Dataset items:
>> BEGIN

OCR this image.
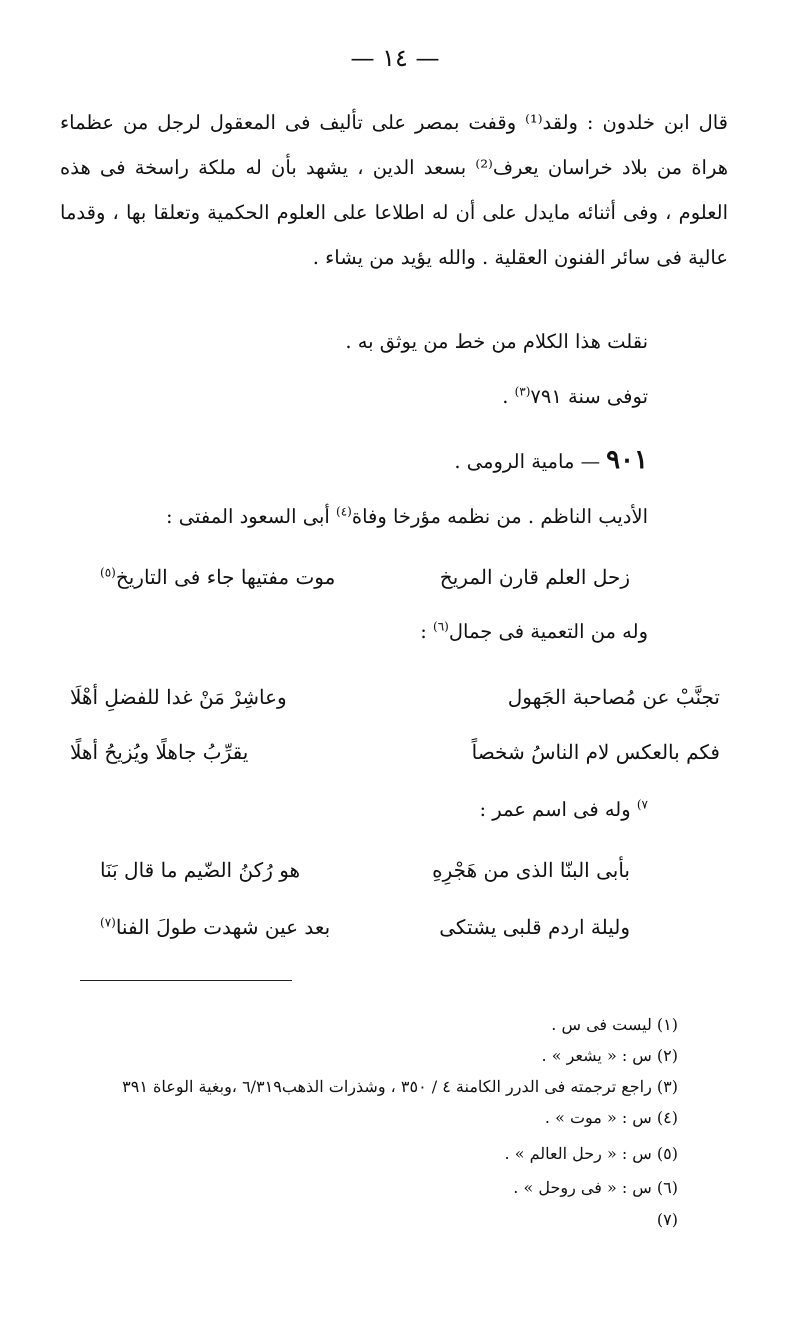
— ١٤ —
قال ابن خلدون : ولقد⁽¹⁾ وقفت بمصر على تأليف فى المعقول لرجل من عظماء هراة من بلاد خراسان يعرف⁽²⁾ بسعد الدين ، يشهد بأن له ملكة راسخة فى هذه العلوم ، وفى أثنائه مايدل على أن له اطلاعا على العلوم الحكمية وتعلقا بها ، وقدما عالية فى سائر الفنون العقلية . والله يؤيد من يشاء .
نقلت هذا الكلام من خط من يوثق به .
توفى سنة ٧٩١$^{(٣)}$ .
٩٠١— مامية الرومى .
الأديب الناظم . من نظمه مؤرخا وفاة$^{(٤)}$ أبى السعود المفتى :
زحل العلم قارن المريخ
موت مفتيها جاء فى التاريخ$^{(٥)}$
وله من التعمية فى جمال$^{(٦)}$ :
تجنَّبْ عن مُصاحبة الجَهول
وعاشِرْ مَنْ غدا للفضلِ أهْلَا
فكم بالعكس لام الناسُ شخصاً
يقرِّبُ جاهلًا ويُزيحُ أهلًا
$^{٧)}$ وله فى اسم عمر :
بأبى البنّا الذى من هَجْرِهِ
هو رُكنُ الضّيم ما قال بَنَا
وليلة اردم قلبى يشتكى
بعد عين شهدت طولَ الفنا$^{(٧)}$
(١) ليست فى س .
(٢) س : « يشعر » .
(٣) راجع ترجمته فى الدرر الكامنة ٤ / ٣٥٠ ، وشذرات الذهب٦/٣١٩ ،وبغية الوعاة ٣٩١
(٤) س : « موت » .
(٥) س : « رحل العالم » .
(٦) س : « فى روحل » .
(٧)
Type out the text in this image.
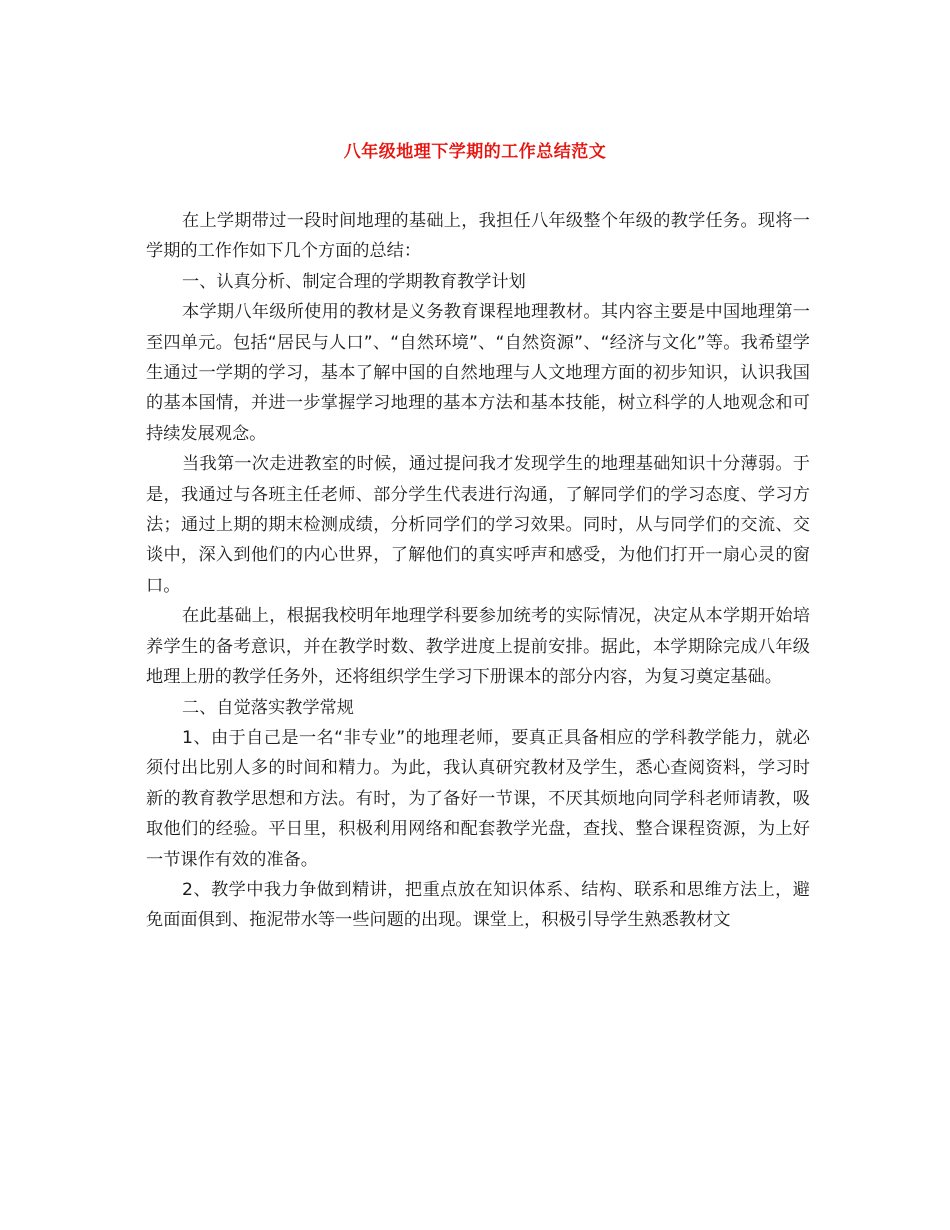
八年级地理下学期的工作总结范文

在上学期带过一段时间地理的基础上，我担任八年级整个年级的教学任务。现将一学期的工作作如下几个方面的总结：

一、认真分析、制定合理的学期教育教学计划

本学期八年级所使用的教材是义务教育课程地理教材。其内容主要是中国地理第一至四单元。包括“居民与人口”、“自然环境”、“自然资源”、“经济与文化”等。我希望学生通过一学期的学习，基本了解中国的自然地理与人文地理方面的初步知识，认识我国的基本国情，并进一步掌握学习地理的基本方法和基本技能，树立科学的人地观念和可持续发展观念。

当我第一次走进教室的时候，通过提问我才发现学生的地理基础知识十分薄弱。于是，我通过与各班主任老师、部分学生代表进行沟通，了解同学们的学习态度、学习方法；通过上期的期末检测成绩，分析同学们的学习效果。同时，从与同学们的交流、交谈中，深入到他们的内心世界，了解他们的真实呼声和感受，为他们打开一扇心灵的窗口。

在此基础上，根据我校明年地理学科要参加统考的实际情况，决定从本学期开始培养学生的备考意识，并在教学时数、教学进度上提前安排。据此，本学期除完成八年级地理上册的教学任务外，还将组织学生学习下册课本的部分内容，为复习奠定基础。

二、自觉落实教学常规

1、由于自己是一名“非专业”的地理老师，要真正具备相应的学科教学能力，就必须付出比别人多的时间和精力。为此，我认真研究教材及学生，悉心查阅资料，学习时新的教育教学思想和方法。有时，为了备好一节课，不厌其烦地向同学科老师请教，吸取他们的经验。平日里，积极利用网络和配套教学光盘，查找、整合课程资源，为上好一节课作有效的准备。

2、教学中我力争做到精讲，把重点放在知识体系、结构、联系和思维方法上，避免面面俱到、拖泥带水等一些问题的出现。课堂上，积极引导学生熟悉教材文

>> END

** REQUEST **
Transcribe every record above exactly, leaving out the pictures.

** RESULT FOR THIS EXERCISE **
OCR this image.
— ١٤ —
قال ابن خلدون : ولقد⁽¹⁾ وقفت بمصر على تأليف فى المعقول لرجل من عظماء هراة من بلاد خراسان يعرف⁽²⁾ بسعد الدين ، يشهد بأن له ملكة راسخة فى هذه العلوم ، وفى أثنائه مايدل على أن له اطلاعا على العلوم الحكمية وتعلقا بها ، وقدما عالية فى سائر الفنون العقلية . والله يؤيد من يشاء .
نقلت هذا الكلام من خط من يوثق به .
توفى سنة ٧٩١$^{(٣)}$ .
٩٠١— مامية الرومى .
الأديب الناظم . من نظمه مؤرخا وفاة$^{(٤)}$ أبى السعود المفتى :
زحل العلم قارن المريخ
موت مفتيها جاء فى التاريخ$^{(٥)}$
وله من التعمية فى جمال$^{(٦)}$ :
تجنَّبْ عن مُصاحبة الجَهول
وعاشِرْ مَنْ غدا للفضلِ أهْلَا
فكم بالعكس لام الناسُ شخصاً
يقرِّبُ جاهلًا ويُزيحُ أهلًا
$^{٧)}$ وله فى اسم عمر :
بأبى البنّا الذى من هَجْرِهِ
هو رُكنُ الضّيم ما قال بَنَا
وليلة اردم قلبى يشتكى
بعد عين شهدت طولَ الفنا$^{(٧)}$
(١) ليست فى س .
(٢) س : « يشعر » .
(٣) راجع ترجمته فى الدرر الكامنة ٤ / ٣٥٠ ، وشذرات الذهب٦/٣١٩ ،وبغية الوعاة ٣٩١
(٤) س : « موت » .
(٥) س : « رحل العالم » .
(٦) س : « فى روحل » .
(٧)
Type out the text in this image.
八年级地理下学期的工作总结范文

在上学期带过一段时间地理的基础上，我担任八年级整个年级的教学任务。现将一学期的工作作如下几个方面的总结：

一、认真分析、制定合理的学期教育教学计划

本学期八年级所使用的教材是义务教育课程地理教材。其内容主要是中国地理第一至四单元。包括“居民与人口”、“自然环境”、“自然资源”、“经济与文化”等。我希望学生通过一学期的学习，基本了解中国的自然地理与人文地理方面的初步知识，认识我国的基本国情，并进一步掌握学习地理的基本方法和基本技能，树立科学的人地观念和可持续发展观念。

当我第一次走进教室的时候，通过提问我才发现学生的地理基础知识十分薄弱。于是，我通过与各班主任老师、部分学生代表进行沟通，了解同学们的学习态度、学习方法；通过上期的期末检测成绩，分析同学们的学习效果。同时，从与同学们的交流、交谈中，深入到他们的内心世界，了解他们的真实呼声和感受，为他们打开一扇心灵的窗口。

在此基础上，根据我校明年地理学科要参加统考的实际情况，决定从本学期开始培养学生的备考意识，并在教学时数、教学进度上提前安排。据此，本学期除完成八年级地理上册的教学任务外，还将组织学生学习下册课本的部分内容，为复习奠定基础。

二、自觉落实教学常规

1、由于自己是一名“非专业”的地理老师，要真正具备相应的学科教学能力，就必须付出比别人多的时间和精力。为此，我认真研究教材及学生，悉心查阅资料，学习时新的教育教学思想和方法。有时，为了备好一节课，不厌其烦地向同学科老师请教，吸取他们的经验。平日里，积极利用网络和配套教学光盘，查找、整合课程资源，为上好一节课作有效的准备。

2、教学中我力争做到精讲，把重点放在知识体系、结构、联系和思维方法上，避免面面俱到、拖泥带水等一些问题的出现。课堂上，积极引导学生熟悉教材文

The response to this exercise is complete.